* Objective 1
In the forum thread on duplicate strings, reproduce the passage starting with "For X = 1 To" and going on through "CheckString & Chr(1) & B & Chr(1)".
* Objective 2
Condense the paragraph of the forum thread on duplicate strings that begins "If the text value in variable B is not in CheckString" into a short bulleted list that keeps its main facts.
>> begin Document
EXCLUDING DUPES IN STRING ARRAY !!!!

  • Thread starter Thread starter jay dean
  • Start date Start date
J

jay dean

Hi -

B is a string var. In my code, if a certain condition is met, then store
B in th next available index of Arr(). However, before I store B, I need
to check that the current value of B does not already exist in Arr().

Is there a "faster" way to accomplish this, or I need to loop from
lbound(Arr) to Ubound(Arr) every time to check if the new value to be
stored already exists?

Thanks
Jay Dean
 
Considering all else (the array will be used somewhere, so the check for
duplicates is not the only deciding factor)
I doubt there are better ways than just looping through the array, but a few
things to consider:
1. Is the string array sorted? If it is then you could check with a binary
search. That will be a lot faster than a full loop.
2. Could you use a collection or dictionary instead of the array? With that
the check for duplicates might be faster.
3. You could have the array in a string variable, eg: element1 & | element2
& | etc. With that you could than check with
Instr. Concatenating the strings though will be a big overhead, so I doubt
it will help.
4. You could use Olaf Schmidt's dhRichClient3.dll. That has a very fast
collection object and dictionary object.
5. You could invest in Jim Mach's Stamina dll. That has some fast array
routines that could speed this up.
Can't think of much else.

RBS
 
You could maintain what I would call a "check string" for this purpose.
Let's say the name of this String variable is CheckString. Then you can do
this in a loop...

For X = 1 To SomethingLessThanInfinity
'
' Some kind of conditioning code goes here I presume
'
If YourCondition Then
If Instr(CheckString, Chr(1) & B & Chr(1)) = 0 Then
Arr(X) = B
CheckString = CheckString & Chr(1) & B & Chr(1)
End If
Next

If the text value in variable B is not in CheckString, then this is the
first time you have seen its value, so assign it to the array and then store
its value, with a delimiter on both sides of it, into CheckString. I have
used Chr(1) as my delimiter because under normal circumstances it will not
appear in any of the text being assigned to B during the loop. You can use
any character (or characters) that you **know** for certain will never
appear in your text strings for the delimiter. The reason you need this
delimiter is to stop accidental substring finds crossing over between your B
values. For example, if two consecutive values being assigned to B during
the loop were "moth" and "error" and did not use a delimiter between them,
then they would go into the CheckString as "...motherror..." and the latter
assignment of "mother" to B would register as already having been added to
the array... the delimiters guarantee this won't happen.
>> end Document
>> begin Given entries
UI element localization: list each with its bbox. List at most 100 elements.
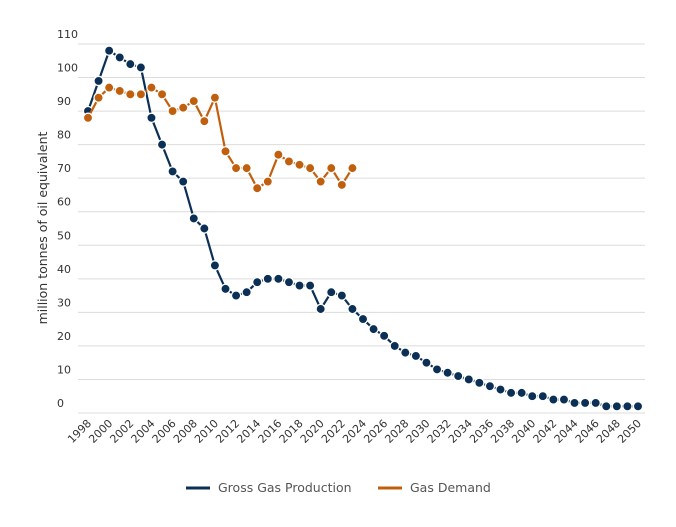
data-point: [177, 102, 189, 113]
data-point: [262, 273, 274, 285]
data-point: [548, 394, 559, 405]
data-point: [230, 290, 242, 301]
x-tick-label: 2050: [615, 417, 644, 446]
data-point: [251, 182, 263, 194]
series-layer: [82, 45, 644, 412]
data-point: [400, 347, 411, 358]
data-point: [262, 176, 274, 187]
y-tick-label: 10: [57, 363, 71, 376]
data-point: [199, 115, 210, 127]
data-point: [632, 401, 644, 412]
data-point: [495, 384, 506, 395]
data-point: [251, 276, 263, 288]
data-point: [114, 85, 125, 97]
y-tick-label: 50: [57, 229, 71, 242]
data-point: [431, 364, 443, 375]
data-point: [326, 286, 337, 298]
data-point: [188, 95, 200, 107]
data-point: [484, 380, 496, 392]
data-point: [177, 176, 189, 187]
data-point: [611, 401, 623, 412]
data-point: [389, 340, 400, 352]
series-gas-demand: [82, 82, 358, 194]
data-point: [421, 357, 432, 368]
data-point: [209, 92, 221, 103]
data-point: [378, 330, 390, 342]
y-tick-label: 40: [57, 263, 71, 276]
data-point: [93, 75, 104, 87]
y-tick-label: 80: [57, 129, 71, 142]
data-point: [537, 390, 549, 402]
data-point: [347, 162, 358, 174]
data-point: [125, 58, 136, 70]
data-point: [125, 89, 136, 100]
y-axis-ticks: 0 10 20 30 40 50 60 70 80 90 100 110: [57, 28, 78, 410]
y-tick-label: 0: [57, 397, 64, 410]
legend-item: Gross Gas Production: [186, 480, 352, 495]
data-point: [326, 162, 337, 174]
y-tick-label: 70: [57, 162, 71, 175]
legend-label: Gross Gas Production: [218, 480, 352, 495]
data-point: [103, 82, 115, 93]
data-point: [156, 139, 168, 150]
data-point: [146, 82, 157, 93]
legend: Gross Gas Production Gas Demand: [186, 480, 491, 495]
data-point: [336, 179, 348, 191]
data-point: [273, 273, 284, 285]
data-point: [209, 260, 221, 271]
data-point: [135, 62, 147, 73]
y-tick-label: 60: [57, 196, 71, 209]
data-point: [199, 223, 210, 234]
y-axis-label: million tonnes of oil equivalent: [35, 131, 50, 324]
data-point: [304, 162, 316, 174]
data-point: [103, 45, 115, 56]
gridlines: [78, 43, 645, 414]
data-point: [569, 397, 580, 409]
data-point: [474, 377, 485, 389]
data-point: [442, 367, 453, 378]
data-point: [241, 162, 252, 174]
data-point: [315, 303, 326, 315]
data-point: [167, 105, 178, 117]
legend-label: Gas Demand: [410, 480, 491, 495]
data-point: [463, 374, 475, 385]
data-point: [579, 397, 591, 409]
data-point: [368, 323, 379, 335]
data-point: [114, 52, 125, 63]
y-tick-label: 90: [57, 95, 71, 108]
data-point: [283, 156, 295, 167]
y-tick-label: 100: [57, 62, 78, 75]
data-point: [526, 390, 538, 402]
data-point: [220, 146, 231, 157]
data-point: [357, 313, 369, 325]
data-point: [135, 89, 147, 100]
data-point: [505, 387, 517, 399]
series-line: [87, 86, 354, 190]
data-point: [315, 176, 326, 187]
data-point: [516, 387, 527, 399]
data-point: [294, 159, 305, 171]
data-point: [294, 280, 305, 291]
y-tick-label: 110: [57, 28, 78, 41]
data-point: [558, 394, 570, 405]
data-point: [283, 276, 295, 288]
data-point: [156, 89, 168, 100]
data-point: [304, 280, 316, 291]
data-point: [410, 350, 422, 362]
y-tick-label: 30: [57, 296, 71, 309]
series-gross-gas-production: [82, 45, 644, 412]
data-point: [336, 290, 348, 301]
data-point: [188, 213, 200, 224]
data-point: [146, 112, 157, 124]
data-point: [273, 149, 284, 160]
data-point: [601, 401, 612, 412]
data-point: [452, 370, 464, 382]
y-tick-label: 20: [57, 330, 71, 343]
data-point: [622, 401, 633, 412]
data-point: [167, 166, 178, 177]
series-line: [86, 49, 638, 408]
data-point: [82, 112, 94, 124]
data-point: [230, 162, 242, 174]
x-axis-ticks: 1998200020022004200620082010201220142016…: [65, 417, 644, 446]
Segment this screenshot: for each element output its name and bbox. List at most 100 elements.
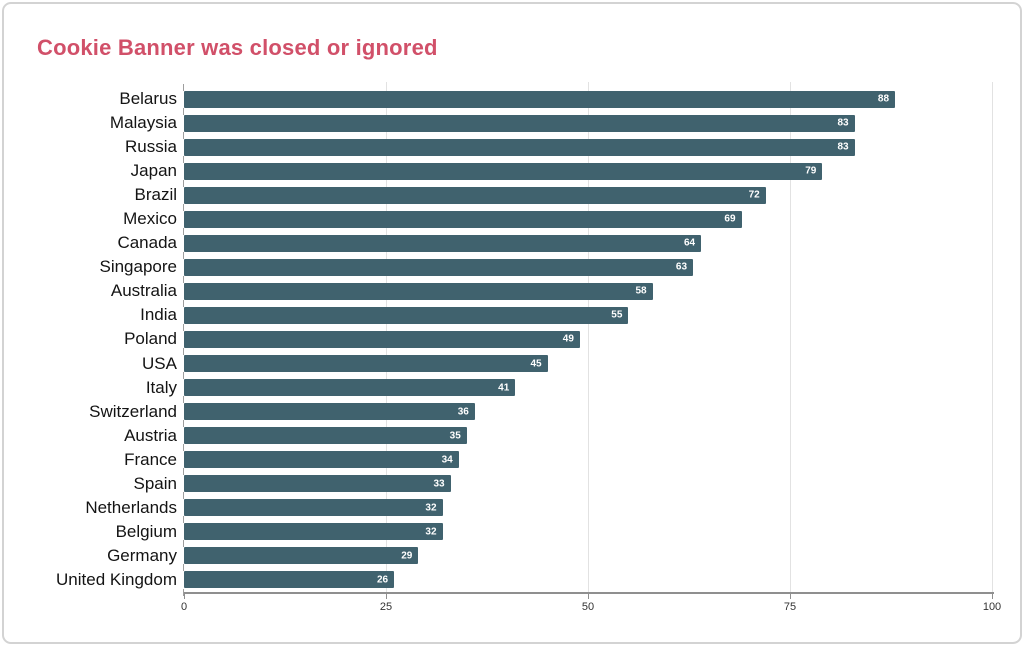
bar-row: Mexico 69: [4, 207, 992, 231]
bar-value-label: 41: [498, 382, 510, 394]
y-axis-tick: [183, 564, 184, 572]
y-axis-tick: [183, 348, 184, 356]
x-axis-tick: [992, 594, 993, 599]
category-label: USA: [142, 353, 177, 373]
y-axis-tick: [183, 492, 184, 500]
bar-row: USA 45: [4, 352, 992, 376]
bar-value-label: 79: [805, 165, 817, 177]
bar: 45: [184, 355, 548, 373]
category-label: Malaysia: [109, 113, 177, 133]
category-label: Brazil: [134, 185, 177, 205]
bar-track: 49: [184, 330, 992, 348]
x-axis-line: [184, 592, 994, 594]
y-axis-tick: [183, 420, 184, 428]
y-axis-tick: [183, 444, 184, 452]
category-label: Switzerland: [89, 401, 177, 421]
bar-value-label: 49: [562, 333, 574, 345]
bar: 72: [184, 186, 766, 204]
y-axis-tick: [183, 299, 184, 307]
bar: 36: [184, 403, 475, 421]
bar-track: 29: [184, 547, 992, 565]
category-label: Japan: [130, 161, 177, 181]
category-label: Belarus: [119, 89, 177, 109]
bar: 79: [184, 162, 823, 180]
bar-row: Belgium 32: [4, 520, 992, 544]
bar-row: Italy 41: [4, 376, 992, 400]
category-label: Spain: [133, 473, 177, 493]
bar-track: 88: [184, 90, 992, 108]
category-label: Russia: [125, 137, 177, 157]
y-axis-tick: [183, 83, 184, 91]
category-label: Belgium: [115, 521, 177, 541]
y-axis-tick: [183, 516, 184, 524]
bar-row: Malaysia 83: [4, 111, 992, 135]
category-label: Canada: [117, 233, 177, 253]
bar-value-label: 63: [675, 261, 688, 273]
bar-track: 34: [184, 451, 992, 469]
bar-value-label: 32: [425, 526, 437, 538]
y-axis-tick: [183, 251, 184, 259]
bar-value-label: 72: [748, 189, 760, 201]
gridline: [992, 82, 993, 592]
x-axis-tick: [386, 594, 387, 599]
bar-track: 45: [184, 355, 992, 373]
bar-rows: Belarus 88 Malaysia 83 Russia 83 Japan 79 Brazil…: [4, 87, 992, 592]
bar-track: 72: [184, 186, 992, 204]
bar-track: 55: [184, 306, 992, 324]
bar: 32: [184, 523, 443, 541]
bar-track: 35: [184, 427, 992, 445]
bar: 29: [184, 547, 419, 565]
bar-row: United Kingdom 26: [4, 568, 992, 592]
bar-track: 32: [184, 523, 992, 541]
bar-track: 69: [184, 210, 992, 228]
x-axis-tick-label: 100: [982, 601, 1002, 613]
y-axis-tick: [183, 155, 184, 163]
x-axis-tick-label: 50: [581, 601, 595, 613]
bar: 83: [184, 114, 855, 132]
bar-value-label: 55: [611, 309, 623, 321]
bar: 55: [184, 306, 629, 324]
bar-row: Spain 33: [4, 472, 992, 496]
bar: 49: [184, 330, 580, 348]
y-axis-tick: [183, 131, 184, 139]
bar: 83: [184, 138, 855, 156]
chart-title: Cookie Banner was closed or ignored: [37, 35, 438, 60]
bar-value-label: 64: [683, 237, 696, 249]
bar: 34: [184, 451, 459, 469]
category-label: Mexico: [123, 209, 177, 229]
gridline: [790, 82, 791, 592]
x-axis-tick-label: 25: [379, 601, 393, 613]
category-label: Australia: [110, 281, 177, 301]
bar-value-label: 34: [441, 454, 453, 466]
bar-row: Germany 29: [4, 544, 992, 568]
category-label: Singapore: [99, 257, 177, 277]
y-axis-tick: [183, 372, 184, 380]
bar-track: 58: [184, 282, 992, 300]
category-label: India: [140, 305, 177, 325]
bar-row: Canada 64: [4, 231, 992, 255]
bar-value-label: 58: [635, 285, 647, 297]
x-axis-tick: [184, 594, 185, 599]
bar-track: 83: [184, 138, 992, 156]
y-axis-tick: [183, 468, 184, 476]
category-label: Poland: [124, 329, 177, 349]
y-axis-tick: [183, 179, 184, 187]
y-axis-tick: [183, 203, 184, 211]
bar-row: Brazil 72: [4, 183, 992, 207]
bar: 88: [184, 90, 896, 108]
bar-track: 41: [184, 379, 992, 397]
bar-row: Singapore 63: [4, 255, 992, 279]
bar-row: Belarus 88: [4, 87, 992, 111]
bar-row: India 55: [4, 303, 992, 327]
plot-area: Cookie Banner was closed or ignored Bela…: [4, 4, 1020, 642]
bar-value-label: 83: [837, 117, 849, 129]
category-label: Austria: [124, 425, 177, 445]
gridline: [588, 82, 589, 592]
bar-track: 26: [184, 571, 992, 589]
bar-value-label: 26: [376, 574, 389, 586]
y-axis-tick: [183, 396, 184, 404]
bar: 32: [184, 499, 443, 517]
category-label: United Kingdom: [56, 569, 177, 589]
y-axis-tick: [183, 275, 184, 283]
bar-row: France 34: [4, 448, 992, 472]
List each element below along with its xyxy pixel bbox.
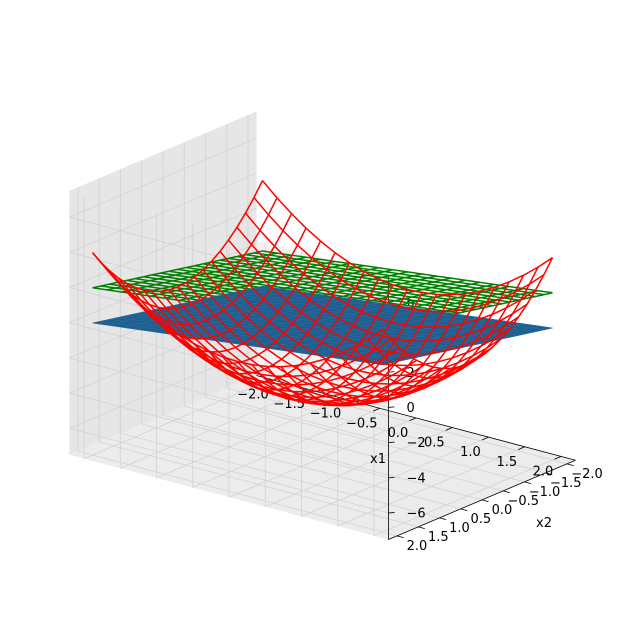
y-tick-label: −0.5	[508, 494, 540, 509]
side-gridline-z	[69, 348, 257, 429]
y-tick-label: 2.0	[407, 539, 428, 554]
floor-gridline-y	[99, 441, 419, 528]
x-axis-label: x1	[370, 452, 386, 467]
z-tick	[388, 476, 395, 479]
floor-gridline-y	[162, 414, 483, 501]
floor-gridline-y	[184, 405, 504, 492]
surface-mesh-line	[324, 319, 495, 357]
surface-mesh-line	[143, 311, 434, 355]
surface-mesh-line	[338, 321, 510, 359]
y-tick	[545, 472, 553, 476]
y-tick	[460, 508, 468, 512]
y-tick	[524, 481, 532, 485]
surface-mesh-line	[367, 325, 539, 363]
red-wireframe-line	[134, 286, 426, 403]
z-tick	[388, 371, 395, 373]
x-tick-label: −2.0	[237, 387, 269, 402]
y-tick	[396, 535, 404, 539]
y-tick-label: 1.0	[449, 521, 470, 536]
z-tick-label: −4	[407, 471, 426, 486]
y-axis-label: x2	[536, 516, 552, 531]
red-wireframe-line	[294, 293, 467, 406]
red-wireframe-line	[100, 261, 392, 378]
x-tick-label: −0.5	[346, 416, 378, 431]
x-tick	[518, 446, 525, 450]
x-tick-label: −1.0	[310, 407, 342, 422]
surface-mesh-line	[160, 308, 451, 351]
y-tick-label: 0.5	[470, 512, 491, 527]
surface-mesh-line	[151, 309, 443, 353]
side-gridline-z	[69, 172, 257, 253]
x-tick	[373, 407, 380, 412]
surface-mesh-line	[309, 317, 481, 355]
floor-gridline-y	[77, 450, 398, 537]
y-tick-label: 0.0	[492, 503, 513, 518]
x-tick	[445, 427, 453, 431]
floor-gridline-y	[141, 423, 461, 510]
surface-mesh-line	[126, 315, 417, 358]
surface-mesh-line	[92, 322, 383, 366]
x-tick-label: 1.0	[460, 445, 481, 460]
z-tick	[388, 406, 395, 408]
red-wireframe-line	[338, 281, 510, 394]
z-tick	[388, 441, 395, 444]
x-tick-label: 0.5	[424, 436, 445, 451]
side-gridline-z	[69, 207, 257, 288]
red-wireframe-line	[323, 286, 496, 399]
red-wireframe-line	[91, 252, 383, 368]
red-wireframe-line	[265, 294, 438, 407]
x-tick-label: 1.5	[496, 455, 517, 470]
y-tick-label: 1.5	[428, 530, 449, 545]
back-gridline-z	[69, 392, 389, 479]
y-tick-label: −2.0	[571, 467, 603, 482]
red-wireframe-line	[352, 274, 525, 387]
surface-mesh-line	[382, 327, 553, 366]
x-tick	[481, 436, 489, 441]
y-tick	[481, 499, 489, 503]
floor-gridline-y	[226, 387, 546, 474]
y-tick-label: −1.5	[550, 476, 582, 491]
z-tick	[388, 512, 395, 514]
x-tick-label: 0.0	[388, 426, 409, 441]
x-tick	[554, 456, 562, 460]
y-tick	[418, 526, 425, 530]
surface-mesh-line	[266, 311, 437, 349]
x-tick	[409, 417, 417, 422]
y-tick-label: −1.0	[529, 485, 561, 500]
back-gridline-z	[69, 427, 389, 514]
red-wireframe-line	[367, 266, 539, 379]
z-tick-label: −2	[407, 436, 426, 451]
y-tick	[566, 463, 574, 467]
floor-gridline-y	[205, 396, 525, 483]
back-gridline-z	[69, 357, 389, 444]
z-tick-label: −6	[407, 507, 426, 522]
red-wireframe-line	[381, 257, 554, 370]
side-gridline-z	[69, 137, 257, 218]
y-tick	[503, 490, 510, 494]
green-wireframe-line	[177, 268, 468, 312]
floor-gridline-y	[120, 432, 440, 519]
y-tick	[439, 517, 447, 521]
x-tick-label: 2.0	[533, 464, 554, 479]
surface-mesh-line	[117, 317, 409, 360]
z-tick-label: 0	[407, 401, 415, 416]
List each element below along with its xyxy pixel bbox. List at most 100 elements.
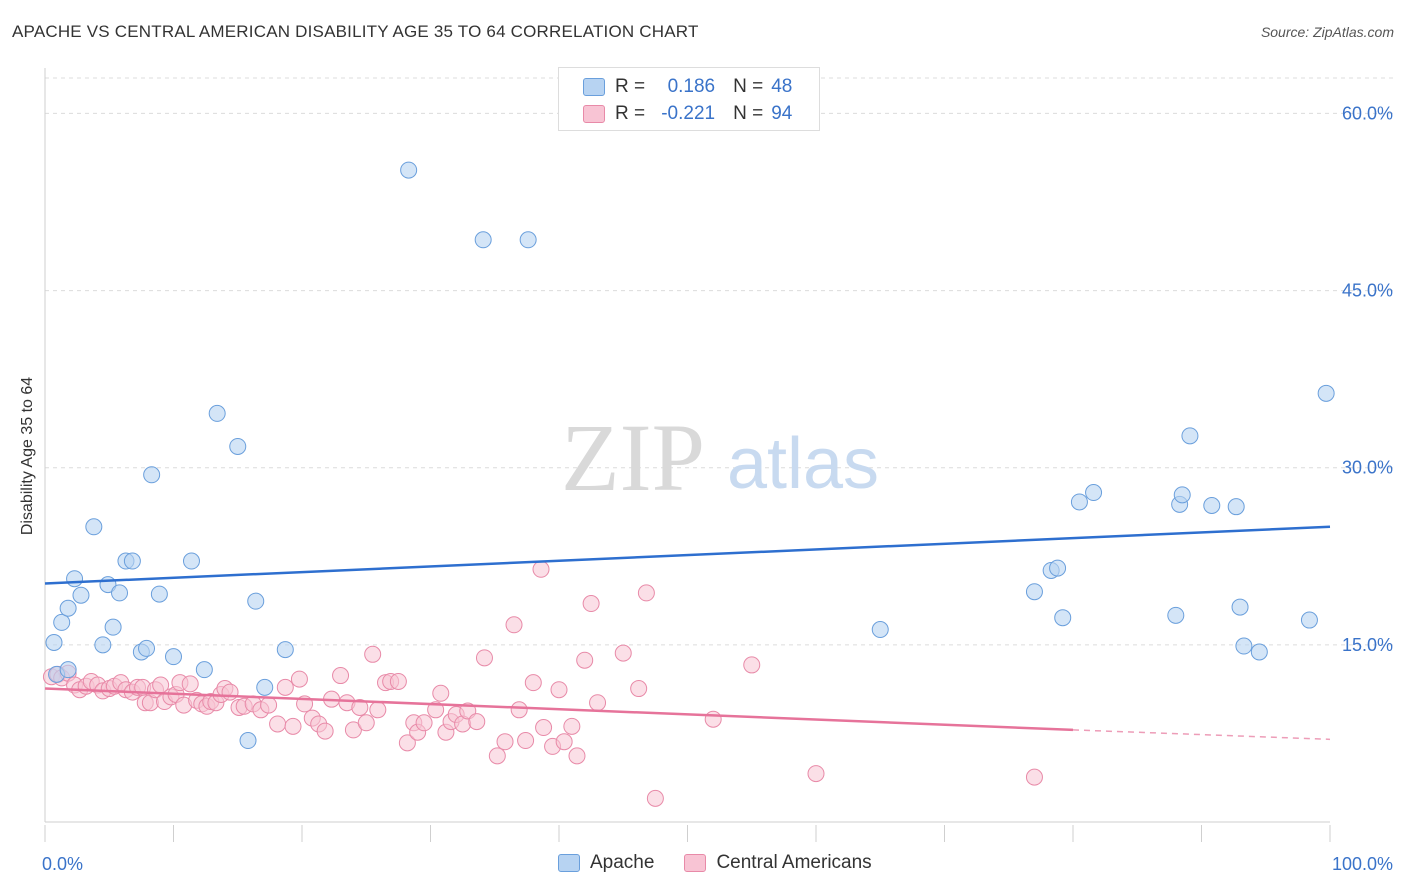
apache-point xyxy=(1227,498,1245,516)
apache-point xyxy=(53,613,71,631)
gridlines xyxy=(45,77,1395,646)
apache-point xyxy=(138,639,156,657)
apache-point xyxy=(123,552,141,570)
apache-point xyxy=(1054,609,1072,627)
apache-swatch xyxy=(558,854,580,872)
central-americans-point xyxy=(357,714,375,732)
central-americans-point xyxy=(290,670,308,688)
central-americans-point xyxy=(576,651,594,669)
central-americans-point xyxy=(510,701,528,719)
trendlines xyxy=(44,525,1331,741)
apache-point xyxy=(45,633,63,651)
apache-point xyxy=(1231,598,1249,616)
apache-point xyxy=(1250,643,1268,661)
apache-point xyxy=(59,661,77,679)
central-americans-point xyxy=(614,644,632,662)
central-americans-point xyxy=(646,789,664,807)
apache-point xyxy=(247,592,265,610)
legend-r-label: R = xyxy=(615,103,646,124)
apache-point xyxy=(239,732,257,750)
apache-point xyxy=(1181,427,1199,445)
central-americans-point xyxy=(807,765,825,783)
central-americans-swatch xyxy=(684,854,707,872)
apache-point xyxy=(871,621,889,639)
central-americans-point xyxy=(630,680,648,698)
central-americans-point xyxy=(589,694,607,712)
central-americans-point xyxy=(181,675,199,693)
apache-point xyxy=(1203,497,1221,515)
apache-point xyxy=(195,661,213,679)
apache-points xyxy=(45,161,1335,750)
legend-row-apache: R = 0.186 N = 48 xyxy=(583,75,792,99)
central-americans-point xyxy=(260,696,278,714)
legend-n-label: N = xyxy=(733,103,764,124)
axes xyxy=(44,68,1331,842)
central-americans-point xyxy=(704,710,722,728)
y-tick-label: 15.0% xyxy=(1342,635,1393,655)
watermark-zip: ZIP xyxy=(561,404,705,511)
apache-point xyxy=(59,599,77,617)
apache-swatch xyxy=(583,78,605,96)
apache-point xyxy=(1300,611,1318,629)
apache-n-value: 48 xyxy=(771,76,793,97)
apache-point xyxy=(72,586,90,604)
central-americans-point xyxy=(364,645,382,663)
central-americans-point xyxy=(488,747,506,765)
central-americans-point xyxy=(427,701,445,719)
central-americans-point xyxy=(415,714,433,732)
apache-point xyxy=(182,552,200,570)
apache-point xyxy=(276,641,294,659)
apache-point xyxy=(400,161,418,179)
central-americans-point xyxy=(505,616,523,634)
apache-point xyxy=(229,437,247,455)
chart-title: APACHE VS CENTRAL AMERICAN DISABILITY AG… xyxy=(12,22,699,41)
>> end Given entries
* Task output 1
For X = 1 To SomethingLessThanInfinity
'
' Some kind of conditioning code goes here I presume
'
If YourCondition Then
If Instr(CheckString, Chr(1) & B & Chr(1)) = 0 Then
Arr(X) = B
CheckString = CheckString & Chr(1) & B & Chr(1)

* Task output 2
- If B's value is not found in CheckString, it is being seen for the first time. It is assigned to the array and added to CheckString with a delimiter on each side.
- Chr(1) is used as the delimiter because it normally won't appear in any text assigned to B.
- Any character or characters known never to appear in the strings can serve as the delimiter.
- The delimiter stops accidental substring matches across B values. Without it, "moth" followed by "error" becomes "...motherror...", and a later "mother" would wrongly register as already added.